-- START OF Stored records --
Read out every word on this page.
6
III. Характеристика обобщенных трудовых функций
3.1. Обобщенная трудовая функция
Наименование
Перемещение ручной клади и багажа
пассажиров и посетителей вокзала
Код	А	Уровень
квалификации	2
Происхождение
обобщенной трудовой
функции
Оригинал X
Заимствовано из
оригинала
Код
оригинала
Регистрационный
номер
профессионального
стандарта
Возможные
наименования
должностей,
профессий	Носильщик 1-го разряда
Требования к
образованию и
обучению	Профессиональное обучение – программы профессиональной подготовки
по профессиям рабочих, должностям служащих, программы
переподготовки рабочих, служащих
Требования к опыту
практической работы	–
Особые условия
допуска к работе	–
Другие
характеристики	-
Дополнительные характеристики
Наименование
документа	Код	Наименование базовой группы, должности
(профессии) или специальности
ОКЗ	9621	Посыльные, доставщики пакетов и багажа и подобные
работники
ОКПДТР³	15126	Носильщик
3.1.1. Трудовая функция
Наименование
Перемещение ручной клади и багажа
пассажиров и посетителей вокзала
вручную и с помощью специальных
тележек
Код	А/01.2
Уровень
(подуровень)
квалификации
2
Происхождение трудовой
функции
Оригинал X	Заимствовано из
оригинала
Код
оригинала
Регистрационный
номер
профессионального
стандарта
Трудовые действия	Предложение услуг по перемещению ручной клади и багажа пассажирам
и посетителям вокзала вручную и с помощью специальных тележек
-- END OF Stored records --
_Direction_.
All of the data shown above must be copied exactly.

_Solved problem_.
Read out every word on this page.
6
III. Характеристика обобщенных трудовых функций
3.1. Обобщенная трудовая функция
Наименование
Перемещение ручной клади и багажа
пассажиров и посетителей вокзала
Код	А	Уровень
квалификации	2
Происхождение
обобщенной трудовой
функции
Оригинал X
Заимствовано из
оригинала
Код
оригинала
Регистрационный
номер
профессионального
стандарта
Возможные
наименования
должностей,
профессий	Носильщик 1-го разряда
Требования к
образованию и
обучению	Профессиональное обучение – программы профессиональной подготовки
по профессиям рабочих, должностям служащих, программы
переподготовки рабочих, служащих
Требования к опыту
практической работы	–
Особые условия
допуска к работе	–
Другие
характеристики	-
Дополнительные характеристики
Наименование
документа	Код	Наименование базовой группы, должности
(профессии) или специальности
ОКЗ	9621	Посыльные, доставщики пакетов и багажа и подобные
работники
ОКПДТР³	15126	Носильщик
3.1.1. Трудовая функция
Наименование
Перемещение ручной клади и багажа
пассажиров и посетителей вокзала
вручную и с помощью специальных
тележек
Код	А/01.2
Уровень
(подуровень)
квалификации
2
Происхождение трудовой
функции
Оригинал X	Заимствовано из
оригинала
Код
оригинала
Регистрационный
номер
профессионального
стандарта
Трудовые действия	Предложение услуг по перемещению ручной клади и багажа пассажирам
и посетителям вокзала вручную и с помощью специальных тележек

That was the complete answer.